• [Stated problem] Copy all lines below containing "chevron".

═══ Listed entries ═══

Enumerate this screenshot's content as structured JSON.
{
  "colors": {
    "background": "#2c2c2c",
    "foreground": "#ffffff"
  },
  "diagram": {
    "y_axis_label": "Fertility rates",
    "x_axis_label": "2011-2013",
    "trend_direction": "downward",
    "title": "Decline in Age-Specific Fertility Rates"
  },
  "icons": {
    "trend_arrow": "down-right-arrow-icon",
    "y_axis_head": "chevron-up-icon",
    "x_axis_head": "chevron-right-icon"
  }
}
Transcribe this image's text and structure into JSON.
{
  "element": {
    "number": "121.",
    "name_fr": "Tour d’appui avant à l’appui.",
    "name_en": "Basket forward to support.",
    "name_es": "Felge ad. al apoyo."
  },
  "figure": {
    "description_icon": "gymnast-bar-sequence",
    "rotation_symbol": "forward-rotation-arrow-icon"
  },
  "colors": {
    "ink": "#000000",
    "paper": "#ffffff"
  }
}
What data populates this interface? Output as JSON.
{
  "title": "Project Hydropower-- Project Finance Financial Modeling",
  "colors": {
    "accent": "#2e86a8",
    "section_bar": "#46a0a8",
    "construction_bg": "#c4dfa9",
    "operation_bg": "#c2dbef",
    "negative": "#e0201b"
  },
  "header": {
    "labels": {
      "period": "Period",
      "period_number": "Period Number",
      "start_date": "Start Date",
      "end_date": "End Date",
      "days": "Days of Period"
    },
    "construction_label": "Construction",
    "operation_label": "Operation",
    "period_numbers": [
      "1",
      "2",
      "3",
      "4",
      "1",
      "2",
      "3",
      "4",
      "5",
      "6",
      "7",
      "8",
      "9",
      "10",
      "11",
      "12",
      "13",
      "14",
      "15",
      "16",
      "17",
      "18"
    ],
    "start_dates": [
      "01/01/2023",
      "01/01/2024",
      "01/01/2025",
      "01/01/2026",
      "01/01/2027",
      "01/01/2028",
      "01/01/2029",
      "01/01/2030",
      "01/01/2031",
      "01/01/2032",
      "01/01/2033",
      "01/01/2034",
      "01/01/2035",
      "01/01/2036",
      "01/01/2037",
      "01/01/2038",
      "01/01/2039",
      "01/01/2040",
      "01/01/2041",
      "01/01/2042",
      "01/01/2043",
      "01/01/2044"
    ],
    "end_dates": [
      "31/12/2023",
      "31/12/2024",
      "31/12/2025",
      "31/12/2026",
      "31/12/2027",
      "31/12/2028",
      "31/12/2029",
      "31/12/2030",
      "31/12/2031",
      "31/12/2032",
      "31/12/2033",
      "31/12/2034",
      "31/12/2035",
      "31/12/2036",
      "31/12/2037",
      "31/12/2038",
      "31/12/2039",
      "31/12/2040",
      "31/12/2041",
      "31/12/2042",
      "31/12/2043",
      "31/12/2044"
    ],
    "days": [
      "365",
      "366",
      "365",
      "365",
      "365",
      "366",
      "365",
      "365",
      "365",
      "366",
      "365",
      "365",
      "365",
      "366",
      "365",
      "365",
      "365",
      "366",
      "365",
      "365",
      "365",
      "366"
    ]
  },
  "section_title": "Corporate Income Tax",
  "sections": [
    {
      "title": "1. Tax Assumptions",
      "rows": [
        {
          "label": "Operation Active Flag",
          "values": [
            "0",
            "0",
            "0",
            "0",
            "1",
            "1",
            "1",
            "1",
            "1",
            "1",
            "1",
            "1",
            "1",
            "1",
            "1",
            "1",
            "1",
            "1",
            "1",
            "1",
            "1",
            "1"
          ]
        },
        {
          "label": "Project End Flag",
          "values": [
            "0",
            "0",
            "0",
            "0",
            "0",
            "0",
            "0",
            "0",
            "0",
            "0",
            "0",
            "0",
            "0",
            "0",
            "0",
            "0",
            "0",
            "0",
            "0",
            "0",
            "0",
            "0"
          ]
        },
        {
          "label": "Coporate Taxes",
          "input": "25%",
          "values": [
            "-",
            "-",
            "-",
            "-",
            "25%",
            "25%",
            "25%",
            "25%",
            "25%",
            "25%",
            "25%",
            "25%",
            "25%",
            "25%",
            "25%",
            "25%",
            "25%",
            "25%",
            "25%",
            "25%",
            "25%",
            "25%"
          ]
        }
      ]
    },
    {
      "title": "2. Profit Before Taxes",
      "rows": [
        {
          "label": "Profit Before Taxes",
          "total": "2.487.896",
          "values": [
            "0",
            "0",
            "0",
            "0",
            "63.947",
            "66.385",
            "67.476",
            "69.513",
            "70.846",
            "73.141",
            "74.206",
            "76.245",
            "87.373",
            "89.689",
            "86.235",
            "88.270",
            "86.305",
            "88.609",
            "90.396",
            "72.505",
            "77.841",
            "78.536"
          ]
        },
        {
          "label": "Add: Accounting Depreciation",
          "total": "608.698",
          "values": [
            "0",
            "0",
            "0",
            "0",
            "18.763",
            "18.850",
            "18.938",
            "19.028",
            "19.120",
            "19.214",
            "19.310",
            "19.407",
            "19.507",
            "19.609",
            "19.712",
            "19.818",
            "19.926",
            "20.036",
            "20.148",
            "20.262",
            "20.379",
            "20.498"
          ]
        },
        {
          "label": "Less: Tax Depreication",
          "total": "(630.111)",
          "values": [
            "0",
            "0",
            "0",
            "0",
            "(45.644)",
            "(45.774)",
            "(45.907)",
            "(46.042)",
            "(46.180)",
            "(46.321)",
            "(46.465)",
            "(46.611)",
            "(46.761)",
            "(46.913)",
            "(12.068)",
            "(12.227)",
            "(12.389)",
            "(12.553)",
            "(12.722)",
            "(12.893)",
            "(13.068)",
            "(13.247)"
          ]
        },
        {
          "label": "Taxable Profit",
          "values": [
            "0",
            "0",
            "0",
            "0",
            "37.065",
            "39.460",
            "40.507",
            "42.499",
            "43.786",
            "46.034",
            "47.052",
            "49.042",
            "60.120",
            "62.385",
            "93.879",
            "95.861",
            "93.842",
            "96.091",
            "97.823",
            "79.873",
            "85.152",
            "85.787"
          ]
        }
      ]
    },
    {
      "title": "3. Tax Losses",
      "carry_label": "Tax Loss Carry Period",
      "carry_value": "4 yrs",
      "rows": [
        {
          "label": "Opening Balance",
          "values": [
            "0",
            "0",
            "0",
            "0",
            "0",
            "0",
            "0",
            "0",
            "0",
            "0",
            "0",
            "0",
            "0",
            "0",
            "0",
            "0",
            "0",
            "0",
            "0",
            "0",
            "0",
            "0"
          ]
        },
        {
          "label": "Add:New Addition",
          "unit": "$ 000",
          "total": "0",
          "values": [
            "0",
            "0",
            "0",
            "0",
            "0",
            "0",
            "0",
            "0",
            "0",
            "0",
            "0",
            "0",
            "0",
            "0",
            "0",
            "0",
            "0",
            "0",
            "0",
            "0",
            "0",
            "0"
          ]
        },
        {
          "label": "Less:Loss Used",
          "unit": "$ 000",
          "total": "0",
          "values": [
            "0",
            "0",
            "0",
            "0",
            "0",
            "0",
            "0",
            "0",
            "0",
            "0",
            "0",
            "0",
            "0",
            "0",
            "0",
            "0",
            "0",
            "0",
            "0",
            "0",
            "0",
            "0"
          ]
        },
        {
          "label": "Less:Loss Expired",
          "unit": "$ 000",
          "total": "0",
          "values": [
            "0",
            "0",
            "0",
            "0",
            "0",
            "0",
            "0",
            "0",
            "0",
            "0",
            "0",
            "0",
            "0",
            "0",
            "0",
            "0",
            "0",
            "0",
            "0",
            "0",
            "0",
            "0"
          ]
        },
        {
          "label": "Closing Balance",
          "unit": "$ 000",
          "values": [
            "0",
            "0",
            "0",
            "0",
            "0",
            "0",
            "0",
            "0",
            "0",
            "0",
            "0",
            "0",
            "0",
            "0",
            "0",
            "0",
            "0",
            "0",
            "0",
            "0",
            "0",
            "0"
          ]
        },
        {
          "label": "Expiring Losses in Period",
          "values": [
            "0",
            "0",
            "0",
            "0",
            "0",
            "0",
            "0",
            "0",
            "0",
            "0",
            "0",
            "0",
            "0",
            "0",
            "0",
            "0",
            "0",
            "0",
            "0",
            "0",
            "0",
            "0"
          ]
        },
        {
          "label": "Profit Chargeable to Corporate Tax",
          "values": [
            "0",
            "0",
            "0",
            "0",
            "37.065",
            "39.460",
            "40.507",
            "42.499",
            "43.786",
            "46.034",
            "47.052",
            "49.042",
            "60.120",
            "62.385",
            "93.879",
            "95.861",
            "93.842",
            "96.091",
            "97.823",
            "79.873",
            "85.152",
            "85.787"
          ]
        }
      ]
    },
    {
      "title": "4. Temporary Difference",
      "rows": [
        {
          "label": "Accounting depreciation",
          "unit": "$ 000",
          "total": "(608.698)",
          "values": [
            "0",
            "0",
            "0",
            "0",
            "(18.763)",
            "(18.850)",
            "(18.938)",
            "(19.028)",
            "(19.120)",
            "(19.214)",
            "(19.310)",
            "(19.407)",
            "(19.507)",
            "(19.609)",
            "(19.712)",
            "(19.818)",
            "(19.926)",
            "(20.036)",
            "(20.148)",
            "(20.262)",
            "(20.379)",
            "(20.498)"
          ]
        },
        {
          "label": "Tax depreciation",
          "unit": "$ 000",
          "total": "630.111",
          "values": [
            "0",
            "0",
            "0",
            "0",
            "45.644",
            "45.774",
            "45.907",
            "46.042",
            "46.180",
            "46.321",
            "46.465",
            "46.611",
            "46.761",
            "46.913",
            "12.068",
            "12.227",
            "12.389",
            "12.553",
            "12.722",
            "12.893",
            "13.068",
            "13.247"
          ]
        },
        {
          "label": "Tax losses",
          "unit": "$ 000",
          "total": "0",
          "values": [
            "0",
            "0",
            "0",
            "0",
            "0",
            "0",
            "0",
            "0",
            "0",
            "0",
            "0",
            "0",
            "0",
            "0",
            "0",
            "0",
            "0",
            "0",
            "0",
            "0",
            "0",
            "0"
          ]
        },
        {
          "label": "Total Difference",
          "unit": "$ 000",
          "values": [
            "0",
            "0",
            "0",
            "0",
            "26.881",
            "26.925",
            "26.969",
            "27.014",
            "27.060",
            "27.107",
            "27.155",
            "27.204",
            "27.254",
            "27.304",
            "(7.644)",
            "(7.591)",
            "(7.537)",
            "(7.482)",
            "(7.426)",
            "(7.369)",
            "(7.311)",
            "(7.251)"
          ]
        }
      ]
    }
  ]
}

═══

• [In response]
    "y_axis_head": "chevron-up-icon",
    "x_axis_head": "chevron-right-icon"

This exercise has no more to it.